◆ Source document

"""

Woodland, Water and Want at St Helena: A forested island was stripped bare in two generations. Goats browsed the seedlings so nothing replaced what fell, tanners stripped the bark, and the stills and lime kilns swallowed the rest as fuel. Order after order was passed to protect the trees, and each was ignored while the men who passed them took their share. Bare slopes shed their soil, springs failed, and droughts bit deeper because the wood that held the rain had gone. Timber came in by ship instead. Some on the island saw plainly what was happening, and could not stop it.
People
Names in censuses: Every surviving head-count of the island stands here: the tax rolls, the road-labour lists, the church polls and the full censuses. The free are named, household by household. The slaves are mostly not, appearing instead as a number beside an owner's name, until the Company's own rolls begin naming its own. Names are misspelled, totals fail to add up, and widows and orphans surface where a man has gone. Read together, the lists show a very small population, and the same few families holding it together for thirty years.
Names in the church records: The church registers to 1836. Baptism, marriage and burial for everyone the island's clergy wrote down: 3,260 free surnames and 13,264 entries, the same families recurring across a century and a half. The slaves are set apart at the end, 485 given names and no surname between them, because none was thought needed. Spellings shift from hand to hand, a name buried is sometimes a name baptised the year before, and the years alone tell you how briefly many of them lived.
Names in the St Helena government records: Everyone the clerks wrote down, from governors to the men who simply appear on a list of labourers: 1,427 surnames among the free, 198 slaves recorded by a single name and their owner. Each entry says why the person surfaced in the record - a will, a jury, a theft, a lease, a ship left behind. Spellings wander wildly, since clerks wrote by ear, and one man may be Field, Feild or Feilde within a single volume.

"""

[Page segmentation data]
"""

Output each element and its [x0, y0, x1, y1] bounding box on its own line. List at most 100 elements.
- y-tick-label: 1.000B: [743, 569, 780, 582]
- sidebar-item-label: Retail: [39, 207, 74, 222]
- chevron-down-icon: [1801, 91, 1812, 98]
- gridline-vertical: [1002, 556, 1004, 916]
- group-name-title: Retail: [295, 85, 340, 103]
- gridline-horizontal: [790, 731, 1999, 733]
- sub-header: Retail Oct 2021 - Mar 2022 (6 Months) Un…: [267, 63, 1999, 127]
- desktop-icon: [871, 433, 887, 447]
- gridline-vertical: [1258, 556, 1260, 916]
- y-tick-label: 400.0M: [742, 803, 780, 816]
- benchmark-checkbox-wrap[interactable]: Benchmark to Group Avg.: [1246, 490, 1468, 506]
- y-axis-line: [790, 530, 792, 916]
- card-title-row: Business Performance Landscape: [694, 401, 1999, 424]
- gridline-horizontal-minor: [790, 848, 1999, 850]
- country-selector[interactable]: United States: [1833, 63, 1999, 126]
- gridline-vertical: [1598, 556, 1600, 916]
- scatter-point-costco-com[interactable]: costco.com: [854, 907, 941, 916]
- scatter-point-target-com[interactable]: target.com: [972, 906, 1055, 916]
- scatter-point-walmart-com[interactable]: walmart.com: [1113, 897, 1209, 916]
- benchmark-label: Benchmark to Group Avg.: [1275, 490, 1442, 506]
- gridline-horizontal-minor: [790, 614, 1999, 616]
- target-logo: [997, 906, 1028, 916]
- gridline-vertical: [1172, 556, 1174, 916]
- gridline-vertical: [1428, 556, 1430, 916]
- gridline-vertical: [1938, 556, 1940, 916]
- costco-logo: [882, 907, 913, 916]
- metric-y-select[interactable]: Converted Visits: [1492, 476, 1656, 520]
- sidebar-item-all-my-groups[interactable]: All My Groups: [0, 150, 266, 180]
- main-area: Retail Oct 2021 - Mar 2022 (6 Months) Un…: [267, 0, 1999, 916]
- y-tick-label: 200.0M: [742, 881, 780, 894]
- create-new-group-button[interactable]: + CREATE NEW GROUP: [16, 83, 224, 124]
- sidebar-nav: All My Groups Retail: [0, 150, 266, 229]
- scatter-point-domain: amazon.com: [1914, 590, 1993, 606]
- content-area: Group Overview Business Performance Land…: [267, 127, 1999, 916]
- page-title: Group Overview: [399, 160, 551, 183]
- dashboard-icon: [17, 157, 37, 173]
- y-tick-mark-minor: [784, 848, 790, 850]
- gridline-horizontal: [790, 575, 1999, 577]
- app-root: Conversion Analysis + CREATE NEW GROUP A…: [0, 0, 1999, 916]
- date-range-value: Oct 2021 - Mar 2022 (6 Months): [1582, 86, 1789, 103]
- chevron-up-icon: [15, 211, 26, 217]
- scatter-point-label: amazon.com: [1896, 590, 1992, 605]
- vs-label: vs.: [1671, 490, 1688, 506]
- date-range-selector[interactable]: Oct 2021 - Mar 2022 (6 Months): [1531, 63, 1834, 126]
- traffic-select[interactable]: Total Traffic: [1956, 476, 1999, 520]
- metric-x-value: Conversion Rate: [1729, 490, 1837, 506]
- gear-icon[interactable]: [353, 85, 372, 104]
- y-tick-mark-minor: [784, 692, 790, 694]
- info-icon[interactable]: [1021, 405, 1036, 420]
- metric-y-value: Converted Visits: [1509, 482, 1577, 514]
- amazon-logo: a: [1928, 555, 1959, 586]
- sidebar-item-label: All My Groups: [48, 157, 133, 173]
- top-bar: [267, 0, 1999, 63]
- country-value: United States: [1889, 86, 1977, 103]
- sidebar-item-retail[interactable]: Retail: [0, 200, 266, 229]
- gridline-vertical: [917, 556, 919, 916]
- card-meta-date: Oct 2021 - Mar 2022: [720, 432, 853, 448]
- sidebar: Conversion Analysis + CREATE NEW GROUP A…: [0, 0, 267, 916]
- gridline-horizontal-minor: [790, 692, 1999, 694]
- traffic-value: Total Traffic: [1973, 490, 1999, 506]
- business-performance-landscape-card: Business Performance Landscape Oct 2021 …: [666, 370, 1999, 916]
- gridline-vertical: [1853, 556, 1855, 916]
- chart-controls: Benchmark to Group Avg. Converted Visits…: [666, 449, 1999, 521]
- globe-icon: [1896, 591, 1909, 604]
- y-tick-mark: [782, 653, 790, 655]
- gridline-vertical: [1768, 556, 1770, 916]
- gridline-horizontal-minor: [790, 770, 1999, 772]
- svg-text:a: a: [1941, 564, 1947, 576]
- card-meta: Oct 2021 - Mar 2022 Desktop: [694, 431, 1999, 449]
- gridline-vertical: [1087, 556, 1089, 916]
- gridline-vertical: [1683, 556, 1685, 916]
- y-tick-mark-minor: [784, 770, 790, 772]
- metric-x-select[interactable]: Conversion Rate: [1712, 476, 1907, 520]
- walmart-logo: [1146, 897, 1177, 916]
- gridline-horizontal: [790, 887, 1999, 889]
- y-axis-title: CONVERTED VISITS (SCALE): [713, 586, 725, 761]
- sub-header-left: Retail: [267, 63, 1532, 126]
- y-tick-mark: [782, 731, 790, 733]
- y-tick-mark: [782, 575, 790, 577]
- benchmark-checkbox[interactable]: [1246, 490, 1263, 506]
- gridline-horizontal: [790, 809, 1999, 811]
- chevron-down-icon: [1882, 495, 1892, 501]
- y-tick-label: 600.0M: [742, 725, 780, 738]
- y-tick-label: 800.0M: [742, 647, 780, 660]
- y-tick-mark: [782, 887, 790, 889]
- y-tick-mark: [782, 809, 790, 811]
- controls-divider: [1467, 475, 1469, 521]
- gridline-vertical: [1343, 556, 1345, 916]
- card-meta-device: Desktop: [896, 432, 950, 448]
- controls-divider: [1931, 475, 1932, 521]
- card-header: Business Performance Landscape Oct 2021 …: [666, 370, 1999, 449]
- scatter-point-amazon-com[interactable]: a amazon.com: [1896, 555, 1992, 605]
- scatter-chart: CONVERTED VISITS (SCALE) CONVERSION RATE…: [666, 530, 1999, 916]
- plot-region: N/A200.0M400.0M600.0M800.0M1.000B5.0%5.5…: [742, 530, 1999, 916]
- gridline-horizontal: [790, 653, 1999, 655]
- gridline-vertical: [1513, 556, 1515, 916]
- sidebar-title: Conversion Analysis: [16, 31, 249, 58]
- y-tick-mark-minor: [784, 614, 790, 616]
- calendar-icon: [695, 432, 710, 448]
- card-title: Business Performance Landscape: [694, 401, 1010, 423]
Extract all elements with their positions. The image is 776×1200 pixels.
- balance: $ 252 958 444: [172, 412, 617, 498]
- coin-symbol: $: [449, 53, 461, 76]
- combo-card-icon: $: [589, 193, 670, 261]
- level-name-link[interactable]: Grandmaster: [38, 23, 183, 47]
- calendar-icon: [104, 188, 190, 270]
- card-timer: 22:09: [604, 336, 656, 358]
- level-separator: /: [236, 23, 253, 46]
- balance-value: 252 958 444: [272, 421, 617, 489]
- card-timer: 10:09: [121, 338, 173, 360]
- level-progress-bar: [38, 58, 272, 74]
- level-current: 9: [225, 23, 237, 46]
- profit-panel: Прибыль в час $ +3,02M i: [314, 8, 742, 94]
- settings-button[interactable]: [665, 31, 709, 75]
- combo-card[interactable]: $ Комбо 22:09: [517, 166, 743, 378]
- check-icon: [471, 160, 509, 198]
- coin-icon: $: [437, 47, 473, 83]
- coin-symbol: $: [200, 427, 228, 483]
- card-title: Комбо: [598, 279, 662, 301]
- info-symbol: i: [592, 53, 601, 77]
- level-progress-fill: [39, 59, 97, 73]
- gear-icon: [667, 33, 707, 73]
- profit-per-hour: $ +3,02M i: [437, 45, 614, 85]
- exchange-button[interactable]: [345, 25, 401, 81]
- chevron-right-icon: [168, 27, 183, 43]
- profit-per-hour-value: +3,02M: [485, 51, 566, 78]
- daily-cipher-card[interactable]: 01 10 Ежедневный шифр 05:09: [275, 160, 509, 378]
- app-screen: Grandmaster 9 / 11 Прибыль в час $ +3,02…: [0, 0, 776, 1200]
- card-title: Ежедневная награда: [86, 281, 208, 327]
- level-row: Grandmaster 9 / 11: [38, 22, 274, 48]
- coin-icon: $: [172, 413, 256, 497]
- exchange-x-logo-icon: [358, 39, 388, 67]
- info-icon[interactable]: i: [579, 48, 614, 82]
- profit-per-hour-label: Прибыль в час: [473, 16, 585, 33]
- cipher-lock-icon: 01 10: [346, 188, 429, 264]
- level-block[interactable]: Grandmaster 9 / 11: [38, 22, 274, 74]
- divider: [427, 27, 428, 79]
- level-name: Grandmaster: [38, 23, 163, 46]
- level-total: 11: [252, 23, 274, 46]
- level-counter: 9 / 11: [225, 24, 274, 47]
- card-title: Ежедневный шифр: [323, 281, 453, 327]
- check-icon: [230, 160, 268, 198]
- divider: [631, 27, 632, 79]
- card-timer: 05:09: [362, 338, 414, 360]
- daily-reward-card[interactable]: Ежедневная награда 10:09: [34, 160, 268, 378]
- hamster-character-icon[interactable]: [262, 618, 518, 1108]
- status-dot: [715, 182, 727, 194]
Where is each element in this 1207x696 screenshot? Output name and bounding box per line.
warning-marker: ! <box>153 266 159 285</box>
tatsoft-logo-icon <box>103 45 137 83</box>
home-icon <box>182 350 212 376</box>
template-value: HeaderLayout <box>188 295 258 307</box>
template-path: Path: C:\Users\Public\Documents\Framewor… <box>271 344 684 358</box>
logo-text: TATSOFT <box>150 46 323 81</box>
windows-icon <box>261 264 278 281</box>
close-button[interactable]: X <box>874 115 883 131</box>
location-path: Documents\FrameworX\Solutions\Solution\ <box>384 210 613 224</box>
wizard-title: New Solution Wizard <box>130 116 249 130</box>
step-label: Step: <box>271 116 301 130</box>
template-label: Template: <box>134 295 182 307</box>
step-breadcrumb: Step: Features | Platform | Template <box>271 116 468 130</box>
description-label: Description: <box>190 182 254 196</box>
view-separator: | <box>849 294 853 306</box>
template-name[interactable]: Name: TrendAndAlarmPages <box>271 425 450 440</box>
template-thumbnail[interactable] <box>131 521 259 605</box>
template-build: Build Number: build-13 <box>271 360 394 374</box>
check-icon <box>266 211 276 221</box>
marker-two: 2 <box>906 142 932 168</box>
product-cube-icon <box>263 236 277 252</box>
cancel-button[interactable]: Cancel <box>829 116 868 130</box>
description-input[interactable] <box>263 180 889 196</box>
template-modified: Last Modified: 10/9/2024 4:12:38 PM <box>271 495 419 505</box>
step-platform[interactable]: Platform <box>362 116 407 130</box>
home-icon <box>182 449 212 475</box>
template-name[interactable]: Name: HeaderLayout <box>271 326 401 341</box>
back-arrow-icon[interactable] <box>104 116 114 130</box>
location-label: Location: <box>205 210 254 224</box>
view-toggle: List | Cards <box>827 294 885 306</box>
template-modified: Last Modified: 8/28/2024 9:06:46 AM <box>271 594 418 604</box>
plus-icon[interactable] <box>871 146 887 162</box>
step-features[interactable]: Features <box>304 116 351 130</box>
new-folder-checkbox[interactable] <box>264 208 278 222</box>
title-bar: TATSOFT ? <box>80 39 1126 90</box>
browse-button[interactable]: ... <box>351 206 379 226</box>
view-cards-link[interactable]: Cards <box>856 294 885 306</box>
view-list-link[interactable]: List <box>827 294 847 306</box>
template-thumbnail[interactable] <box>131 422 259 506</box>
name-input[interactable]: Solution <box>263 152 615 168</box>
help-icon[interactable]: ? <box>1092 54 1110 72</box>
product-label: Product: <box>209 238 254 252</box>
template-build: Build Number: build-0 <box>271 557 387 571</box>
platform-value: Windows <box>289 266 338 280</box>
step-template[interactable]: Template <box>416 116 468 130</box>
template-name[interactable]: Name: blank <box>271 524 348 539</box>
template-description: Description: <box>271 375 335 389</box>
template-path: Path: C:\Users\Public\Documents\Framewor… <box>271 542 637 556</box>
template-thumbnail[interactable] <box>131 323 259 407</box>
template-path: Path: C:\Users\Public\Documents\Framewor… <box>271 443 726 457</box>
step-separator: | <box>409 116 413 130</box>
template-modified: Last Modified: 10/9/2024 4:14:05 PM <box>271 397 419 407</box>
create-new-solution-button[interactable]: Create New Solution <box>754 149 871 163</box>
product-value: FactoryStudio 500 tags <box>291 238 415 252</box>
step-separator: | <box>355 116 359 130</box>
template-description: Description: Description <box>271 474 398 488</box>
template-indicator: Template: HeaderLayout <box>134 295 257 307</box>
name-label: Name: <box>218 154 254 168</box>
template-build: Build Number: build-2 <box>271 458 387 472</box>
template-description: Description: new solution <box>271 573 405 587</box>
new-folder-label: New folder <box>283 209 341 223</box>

"""

◆ Task instructions
(1) According to the St Helena passage, how many slaves appear in the government records under a single name and their owner?
(2) Carry on the St Helena passage past its final sentence.

◆ Results of the tasks
(1) 198

(2)
Shipping
Index of ships and persons: Every ship and every person the St Helena records tie to the island's shipping since the 1680s, searchable in two ways. The first gathers the names of 354 vessels across 519 recorded voyages, from lone East Indiamen to whole homeward fleets. The second lists 709 people searchable by surname: commanders and mates, surgeons and pursers, crew, passengers, stowaways, and shore folk drawn into a ship's business. Brief details of each visit are summarised - a mutiny, a cargo, a death at sea, a desertion - with the source of where the details can be found in the records.
Chronological ship arrivals: Every recorded call of a ship at the island since the 1680s, presented chronologically, with full details from the manuscripts. Includes tonnage, rig and captain, and a note of what happened while she lay in the road - a cargo landed, a mutiny quelled, a seaman buried, a stowaway carried off. More than 500 vessels and hundreds of individuals appear in all, each entry carrying its source so any call or person can be traced back to the record.
Ship origins and destinations: Every ship that dropped anchor off James Bay since the 1680s, and the two questions the clerks cared about most: where had she come from, and where was she headed next. Some carried convicts from Bombay, some slaves from Madagascar, some tea from Canton; others were homeward Indiamen pausing for water and news. Each row pairs a vessel with her date of call and, where the record allows, the port behind her and the one ahead - Surat, Bencoolen, Mocha, London, the Cape and dozens more - so the whole forms a working index of the routes that carried Company trade past the island.